Material provided:
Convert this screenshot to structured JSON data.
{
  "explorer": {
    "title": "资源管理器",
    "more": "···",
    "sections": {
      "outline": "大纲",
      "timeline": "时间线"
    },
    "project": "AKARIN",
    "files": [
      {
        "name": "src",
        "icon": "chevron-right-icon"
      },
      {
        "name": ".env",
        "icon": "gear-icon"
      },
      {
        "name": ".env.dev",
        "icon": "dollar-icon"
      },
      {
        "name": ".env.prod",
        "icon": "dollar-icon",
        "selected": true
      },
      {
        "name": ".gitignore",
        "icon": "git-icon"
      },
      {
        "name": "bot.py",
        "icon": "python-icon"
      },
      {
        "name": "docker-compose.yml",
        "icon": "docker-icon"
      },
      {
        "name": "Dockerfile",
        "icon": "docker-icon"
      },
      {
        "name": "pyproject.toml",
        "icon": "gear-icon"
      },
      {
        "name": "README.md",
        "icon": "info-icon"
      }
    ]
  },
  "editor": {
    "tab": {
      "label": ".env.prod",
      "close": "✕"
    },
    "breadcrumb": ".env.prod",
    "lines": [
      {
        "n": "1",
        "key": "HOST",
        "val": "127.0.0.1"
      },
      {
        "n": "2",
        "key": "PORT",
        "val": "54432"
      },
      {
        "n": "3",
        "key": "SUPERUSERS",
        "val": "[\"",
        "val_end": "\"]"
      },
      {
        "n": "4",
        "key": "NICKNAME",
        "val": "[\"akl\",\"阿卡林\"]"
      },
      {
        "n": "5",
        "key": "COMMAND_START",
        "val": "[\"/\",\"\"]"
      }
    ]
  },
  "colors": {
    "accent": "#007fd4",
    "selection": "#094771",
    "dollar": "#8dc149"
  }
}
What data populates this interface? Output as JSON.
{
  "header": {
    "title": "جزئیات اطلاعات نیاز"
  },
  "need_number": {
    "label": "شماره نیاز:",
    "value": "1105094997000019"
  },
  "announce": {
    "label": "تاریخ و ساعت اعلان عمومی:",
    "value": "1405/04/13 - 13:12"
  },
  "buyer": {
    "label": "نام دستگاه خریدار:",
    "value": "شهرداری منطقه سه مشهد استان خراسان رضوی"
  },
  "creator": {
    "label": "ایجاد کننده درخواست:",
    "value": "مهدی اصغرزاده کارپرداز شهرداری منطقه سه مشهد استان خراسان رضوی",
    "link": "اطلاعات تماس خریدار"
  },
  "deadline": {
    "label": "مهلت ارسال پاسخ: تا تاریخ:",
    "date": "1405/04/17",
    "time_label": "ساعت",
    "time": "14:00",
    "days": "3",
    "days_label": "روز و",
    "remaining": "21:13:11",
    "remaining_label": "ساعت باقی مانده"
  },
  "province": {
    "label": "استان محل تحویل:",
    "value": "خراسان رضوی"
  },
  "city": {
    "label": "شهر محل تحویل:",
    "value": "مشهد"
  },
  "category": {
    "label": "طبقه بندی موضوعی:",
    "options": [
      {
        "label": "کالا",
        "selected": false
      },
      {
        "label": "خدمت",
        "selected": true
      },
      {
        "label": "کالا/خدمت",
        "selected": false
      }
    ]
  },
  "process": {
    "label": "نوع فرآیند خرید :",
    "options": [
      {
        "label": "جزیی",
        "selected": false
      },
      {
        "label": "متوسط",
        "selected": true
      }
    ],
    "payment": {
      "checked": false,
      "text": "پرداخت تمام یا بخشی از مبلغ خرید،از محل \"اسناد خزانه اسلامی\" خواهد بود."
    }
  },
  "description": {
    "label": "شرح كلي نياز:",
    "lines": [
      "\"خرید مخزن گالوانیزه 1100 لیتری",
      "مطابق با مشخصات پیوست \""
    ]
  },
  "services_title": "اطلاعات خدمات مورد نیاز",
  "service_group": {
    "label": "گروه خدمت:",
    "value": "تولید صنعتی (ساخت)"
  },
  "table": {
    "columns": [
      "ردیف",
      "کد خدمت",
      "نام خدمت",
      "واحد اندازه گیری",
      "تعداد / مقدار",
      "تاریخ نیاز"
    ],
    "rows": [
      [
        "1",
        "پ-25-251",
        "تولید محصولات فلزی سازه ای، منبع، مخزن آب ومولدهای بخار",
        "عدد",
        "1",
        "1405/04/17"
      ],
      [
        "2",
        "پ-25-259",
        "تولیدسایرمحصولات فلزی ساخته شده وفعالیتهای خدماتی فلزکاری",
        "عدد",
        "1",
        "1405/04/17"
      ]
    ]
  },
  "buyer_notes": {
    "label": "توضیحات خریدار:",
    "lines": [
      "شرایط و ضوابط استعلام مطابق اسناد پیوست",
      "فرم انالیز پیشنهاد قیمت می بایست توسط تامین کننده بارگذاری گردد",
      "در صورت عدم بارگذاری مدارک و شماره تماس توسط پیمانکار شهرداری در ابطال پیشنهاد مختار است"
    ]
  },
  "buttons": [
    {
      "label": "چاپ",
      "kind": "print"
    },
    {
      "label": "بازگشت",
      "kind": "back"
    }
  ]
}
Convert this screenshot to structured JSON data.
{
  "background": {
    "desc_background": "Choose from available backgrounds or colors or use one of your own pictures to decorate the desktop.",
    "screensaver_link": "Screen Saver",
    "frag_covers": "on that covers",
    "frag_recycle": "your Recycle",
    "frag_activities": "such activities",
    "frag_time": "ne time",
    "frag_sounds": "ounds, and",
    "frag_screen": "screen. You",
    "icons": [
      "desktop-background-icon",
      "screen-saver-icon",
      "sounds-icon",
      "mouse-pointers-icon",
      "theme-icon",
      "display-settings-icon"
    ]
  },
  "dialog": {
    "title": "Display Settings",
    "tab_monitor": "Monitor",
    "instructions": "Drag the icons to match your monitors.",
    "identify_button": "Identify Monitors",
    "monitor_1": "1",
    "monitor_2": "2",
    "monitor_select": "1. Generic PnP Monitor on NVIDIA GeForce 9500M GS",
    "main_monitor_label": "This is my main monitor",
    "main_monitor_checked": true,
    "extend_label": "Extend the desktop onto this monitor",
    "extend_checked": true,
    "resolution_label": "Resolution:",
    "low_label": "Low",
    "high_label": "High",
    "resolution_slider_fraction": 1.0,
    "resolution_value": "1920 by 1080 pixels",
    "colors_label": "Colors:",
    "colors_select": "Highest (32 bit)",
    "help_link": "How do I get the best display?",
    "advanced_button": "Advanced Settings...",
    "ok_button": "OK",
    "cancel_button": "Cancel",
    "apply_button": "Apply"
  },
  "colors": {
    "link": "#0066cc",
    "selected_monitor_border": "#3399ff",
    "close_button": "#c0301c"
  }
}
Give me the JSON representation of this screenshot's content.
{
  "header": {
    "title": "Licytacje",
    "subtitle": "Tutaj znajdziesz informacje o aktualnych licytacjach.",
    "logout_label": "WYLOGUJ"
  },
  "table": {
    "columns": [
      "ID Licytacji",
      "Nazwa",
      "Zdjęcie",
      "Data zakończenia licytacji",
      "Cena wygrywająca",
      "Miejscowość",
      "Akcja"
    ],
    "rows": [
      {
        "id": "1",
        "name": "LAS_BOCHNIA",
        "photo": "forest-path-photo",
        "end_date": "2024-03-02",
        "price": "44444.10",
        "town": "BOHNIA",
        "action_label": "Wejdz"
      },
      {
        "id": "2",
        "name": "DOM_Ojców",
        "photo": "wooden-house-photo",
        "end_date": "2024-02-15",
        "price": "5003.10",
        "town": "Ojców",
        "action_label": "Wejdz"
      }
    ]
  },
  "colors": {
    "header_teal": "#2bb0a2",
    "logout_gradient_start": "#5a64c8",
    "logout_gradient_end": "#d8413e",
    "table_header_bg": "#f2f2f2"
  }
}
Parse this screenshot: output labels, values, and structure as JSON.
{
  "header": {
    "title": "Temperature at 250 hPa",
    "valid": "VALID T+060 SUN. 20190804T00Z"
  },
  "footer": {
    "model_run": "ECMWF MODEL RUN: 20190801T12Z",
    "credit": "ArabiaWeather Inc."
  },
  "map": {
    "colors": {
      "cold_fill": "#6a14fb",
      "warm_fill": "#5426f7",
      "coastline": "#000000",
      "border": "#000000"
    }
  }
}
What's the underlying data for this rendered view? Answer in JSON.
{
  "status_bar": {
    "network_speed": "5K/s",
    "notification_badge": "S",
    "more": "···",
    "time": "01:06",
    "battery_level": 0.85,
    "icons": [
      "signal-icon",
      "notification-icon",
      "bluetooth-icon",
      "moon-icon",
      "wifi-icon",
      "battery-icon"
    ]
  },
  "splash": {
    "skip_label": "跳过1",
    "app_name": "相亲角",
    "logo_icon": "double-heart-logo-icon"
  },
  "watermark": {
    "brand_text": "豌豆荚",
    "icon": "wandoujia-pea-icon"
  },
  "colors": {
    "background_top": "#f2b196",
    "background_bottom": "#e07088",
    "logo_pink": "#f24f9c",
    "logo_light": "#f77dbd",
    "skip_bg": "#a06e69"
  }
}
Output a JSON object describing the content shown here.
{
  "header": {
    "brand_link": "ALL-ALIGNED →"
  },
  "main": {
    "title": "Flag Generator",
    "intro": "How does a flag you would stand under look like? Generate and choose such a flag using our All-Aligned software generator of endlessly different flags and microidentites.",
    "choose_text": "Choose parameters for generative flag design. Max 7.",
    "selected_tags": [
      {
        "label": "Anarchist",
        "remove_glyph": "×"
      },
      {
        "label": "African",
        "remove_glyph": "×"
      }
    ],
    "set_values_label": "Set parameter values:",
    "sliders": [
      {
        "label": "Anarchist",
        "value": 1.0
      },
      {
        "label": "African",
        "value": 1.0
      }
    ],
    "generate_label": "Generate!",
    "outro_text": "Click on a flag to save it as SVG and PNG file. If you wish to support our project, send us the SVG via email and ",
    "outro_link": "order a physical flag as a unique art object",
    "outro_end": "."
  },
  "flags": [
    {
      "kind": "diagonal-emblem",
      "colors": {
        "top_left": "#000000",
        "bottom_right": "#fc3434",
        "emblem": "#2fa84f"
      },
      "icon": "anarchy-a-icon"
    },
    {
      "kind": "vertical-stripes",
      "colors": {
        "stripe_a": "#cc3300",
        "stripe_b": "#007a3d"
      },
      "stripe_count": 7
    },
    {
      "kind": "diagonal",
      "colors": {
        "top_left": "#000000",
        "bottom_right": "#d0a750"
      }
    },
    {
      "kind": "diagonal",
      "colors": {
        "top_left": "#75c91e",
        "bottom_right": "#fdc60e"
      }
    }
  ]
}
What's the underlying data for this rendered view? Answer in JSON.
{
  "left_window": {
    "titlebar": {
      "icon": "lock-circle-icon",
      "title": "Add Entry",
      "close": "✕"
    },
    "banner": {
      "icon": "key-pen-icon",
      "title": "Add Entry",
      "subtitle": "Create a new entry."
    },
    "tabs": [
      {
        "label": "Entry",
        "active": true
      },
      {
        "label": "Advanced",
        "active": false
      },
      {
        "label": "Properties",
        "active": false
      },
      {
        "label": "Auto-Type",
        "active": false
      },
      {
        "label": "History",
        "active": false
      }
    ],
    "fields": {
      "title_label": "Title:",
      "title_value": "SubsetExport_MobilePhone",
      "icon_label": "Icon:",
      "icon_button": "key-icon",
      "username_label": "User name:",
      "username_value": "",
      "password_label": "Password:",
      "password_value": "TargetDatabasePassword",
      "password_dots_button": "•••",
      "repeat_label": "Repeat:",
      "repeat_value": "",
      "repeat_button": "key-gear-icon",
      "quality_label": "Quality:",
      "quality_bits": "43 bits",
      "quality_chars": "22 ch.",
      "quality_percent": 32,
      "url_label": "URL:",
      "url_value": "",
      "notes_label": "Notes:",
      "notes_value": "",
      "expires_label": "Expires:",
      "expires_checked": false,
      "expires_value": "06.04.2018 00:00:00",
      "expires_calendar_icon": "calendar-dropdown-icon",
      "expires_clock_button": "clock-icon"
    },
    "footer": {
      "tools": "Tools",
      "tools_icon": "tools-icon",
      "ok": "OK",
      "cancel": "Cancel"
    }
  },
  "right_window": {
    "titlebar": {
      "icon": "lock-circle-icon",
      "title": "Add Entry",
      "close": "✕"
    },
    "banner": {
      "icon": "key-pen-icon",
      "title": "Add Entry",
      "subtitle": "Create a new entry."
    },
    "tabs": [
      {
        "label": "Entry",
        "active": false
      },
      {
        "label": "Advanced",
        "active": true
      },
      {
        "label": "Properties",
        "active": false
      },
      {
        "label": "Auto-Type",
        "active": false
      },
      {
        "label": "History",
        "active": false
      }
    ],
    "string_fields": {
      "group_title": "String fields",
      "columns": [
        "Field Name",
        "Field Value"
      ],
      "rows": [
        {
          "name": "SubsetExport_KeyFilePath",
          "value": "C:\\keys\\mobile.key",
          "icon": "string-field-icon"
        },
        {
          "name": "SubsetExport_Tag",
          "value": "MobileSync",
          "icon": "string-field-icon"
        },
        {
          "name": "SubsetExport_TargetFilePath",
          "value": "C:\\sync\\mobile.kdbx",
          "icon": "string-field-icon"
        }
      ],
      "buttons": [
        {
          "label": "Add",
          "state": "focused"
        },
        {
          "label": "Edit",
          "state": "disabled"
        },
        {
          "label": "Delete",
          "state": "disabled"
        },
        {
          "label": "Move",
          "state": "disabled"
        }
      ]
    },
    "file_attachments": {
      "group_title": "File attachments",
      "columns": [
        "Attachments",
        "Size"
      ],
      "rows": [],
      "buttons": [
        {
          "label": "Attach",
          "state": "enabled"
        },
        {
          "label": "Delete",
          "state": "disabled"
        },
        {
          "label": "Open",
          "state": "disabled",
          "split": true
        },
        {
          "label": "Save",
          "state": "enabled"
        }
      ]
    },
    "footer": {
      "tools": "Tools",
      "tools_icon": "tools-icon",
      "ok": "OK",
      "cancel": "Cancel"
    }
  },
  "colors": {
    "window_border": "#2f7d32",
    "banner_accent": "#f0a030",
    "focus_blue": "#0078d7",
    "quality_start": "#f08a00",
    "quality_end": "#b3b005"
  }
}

Stated goal: Search the entries for the string "such" and collect each line that has it.

Answer to this task:
    "frag_activities": "such activities",
    "intro": "How does a flag you would stand under look like? Generate and choose such a flag using our All-Aligned software generator of endlessly different flags and microidentites.",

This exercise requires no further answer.